start Record set
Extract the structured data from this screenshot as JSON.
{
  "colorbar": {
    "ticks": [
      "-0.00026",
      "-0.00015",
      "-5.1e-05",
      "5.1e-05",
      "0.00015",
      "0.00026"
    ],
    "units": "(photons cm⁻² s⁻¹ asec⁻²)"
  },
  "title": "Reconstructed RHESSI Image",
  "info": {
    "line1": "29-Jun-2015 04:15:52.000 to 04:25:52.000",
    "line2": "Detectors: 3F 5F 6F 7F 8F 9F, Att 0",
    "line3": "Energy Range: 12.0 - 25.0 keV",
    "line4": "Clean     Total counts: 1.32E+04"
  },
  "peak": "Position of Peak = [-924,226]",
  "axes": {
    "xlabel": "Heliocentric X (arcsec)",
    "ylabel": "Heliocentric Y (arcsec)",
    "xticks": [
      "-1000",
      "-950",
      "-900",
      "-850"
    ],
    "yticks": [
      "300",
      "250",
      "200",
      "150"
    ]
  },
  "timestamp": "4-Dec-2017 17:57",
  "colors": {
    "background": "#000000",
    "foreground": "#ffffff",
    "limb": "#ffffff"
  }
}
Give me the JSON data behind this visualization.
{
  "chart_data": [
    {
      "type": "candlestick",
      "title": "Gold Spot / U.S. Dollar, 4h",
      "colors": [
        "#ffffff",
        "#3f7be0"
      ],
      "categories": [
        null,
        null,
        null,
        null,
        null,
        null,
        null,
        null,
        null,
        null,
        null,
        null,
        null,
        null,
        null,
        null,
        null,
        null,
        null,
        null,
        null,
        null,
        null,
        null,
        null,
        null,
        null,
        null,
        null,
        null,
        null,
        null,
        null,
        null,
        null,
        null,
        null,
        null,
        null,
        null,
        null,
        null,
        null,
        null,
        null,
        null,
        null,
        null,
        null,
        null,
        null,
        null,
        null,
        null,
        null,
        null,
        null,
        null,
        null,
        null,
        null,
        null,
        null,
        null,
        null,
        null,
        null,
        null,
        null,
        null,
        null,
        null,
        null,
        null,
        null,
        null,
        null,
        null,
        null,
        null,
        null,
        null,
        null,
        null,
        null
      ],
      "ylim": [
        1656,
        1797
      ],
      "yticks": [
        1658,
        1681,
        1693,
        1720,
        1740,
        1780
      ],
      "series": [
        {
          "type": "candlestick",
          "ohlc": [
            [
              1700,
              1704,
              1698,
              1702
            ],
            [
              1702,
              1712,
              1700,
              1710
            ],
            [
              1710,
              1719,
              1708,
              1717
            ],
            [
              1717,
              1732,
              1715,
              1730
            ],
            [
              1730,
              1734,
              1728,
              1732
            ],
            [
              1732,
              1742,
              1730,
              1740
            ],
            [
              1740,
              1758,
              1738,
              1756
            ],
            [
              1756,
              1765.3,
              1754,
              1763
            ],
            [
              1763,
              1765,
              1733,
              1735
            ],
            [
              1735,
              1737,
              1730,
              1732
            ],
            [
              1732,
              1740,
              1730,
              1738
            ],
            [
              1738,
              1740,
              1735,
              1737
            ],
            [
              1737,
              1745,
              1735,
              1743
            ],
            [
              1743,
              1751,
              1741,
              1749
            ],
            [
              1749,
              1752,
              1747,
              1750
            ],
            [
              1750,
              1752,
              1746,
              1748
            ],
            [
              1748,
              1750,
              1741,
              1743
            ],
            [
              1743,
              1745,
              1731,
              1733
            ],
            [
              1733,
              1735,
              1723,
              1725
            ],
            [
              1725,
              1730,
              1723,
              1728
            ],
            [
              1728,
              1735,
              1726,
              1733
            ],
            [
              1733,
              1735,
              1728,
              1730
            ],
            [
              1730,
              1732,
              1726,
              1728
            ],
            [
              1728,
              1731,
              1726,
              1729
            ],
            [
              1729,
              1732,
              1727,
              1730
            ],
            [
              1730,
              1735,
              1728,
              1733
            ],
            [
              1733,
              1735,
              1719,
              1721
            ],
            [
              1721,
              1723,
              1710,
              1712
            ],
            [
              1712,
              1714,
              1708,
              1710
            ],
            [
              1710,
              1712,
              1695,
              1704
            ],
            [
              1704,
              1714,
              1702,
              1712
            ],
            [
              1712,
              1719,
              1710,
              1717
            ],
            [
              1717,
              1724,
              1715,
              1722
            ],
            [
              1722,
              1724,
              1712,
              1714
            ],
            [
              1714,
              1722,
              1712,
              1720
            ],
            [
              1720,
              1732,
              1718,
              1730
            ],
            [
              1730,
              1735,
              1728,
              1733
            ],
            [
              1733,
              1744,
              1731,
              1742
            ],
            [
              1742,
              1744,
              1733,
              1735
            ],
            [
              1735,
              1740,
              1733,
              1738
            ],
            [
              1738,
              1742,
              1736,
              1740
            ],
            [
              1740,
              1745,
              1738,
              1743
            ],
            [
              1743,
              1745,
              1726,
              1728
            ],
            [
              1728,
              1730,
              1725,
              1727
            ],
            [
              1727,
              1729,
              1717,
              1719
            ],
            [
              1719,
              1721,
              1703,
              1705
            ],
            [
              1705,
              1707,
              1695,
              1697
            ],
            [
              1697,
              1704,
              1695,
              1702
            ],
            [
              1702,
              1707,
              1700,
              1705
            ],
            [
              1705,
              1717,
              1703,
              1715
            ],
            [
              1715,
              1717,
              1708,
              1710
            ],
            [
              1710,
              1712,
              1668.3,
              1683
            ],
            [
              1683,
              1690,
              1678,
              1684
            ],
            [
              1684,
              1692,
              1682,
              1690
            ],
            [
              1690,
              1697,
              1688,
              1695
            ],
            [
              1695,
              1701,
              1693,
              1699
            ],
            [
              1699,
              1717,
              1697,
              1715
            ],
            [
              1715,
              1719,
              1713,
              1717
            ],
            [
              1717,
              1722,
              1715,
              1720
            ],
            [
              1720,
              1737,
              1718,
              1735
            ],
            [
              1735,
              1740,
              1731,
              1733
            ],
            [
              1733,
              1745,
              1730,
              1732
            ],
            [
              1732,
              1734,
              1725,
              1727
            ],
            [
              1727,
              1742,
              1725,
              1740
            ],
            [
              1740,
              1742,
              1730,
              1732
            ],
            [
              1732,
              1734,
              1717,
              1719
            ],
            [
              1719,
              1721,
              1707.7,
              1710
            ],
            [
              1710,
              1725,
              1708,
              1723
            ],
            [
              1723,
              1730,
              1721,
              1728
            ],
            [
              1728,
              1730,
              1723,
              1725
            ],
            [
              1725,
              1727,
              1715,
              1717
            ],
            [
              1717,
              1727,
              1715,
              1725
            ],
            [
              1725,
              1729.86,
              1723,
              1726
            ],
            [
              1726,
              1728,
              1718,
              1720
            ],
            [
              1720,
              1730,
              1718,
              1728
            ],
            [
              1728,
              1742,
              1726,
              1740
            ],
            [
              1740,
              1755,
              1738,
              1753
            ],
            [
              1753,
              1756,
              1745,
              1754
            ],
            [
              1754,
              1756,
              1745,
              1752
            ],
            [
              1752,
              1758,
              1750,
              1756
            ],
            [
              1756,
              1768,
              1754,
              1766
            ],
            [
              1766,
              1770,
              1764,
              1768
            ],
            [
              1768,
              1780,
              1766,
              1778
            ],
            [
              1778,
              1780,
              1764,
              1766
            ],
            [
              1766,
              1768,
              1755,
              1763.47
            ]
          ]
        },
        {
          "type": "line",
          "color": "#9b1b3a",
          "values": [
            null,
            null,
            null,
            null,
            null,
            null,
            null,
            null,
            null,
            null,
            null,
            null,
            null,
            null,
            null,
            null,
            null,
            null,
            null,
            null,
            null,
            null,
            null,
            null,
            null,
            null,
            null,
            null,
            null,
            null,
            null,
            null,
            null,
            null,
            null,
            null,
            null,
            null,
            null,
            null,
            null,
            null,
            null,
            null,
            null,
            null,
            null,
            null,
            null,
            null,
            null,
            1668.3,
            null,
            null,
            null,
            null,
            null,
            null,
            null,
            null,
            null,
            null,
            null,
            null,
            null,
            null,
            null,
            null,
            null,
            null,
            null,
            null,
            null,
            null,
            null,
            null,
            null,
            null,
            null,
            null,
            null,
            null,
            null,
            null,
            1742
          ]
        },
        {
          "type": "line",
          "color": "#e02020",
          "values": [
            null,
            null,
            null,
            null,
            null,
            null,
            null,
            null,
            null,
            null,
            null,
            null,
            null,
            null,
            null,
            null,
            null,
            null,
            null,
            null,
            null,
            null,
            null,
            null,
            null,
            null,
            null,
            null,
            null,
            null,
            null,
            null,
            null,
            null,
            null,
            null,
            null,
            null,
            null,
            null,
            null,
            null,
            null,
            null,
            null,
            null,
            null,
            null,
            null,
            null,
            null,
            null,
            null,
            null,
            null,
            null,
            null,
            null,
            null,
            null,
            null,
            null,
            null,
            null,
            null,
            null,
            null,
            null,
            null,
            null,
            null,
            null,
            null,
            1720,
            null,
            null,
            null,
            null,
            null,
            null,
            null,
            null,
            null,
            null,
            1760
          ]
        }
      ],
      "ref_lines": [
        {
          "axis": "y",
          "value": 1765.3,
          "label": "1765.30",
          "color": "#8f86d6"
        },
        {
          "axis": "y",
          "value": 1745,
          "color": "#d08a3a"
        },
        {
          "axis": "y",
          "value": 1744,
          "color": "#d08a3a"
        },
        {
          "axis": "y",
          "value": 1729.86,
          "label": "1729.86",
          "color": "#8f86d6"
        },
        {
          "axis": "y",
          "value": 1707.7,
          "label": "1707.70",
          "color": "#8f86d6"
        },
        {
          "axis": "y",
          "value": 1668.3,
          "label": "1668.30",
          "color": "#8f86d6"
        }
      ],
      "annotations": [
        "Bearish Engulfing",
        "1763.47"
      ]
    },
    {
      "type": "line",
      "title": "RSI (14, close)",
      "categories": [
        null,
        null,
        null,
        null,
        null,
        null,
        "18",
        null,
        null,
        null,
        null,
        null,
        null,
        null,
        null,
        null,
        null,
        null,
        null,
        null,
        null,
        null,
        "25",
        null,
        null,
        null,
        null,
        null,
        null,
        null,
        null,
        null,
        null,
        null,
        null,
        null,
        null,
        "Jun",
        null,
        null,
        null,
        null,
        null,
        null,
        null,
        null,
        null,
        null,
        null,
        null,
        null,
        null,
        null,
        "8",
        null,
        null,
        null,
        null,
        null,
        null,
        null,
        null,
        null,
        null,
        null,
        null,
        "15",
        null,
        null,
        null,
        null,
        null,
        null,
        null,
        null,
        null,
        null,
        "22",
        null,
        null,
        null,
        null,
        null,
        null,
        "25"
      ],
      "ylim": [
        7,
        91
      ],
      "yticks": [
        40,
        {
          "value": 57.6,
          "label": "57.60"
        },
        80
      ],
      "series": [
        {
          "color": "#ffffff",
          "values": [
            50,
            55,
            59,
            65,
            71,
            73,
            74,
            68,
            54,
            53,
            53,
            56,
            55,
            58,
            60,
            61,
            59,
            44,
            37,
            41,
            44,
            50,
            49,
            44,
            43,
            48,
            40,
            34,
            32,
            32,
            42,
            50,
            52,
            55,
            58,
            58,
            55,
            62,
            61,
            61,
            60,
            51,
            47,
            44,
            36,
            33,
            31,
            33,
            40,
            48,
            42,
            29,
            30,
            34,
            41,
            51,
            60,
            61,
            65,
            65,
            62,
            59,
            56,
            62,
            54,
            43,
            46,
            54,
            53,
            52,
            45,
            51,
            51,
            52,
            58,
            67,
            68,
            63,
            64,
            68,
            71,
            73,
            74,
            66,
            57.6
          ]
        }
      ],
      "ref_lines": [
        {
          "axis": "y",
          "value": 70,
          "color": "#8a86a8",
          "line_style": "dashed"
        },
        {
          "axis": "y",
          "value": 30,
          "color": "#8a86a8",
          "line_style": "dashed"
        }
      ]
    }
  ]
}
end Record set
Task brief: Which lines hold the word "Heliocentric"? Show each one.

Task answer:
    "xlabel": "Heliocentric X (arcsec)",
    "ylabel": "Heliocentric Y (arcsec)",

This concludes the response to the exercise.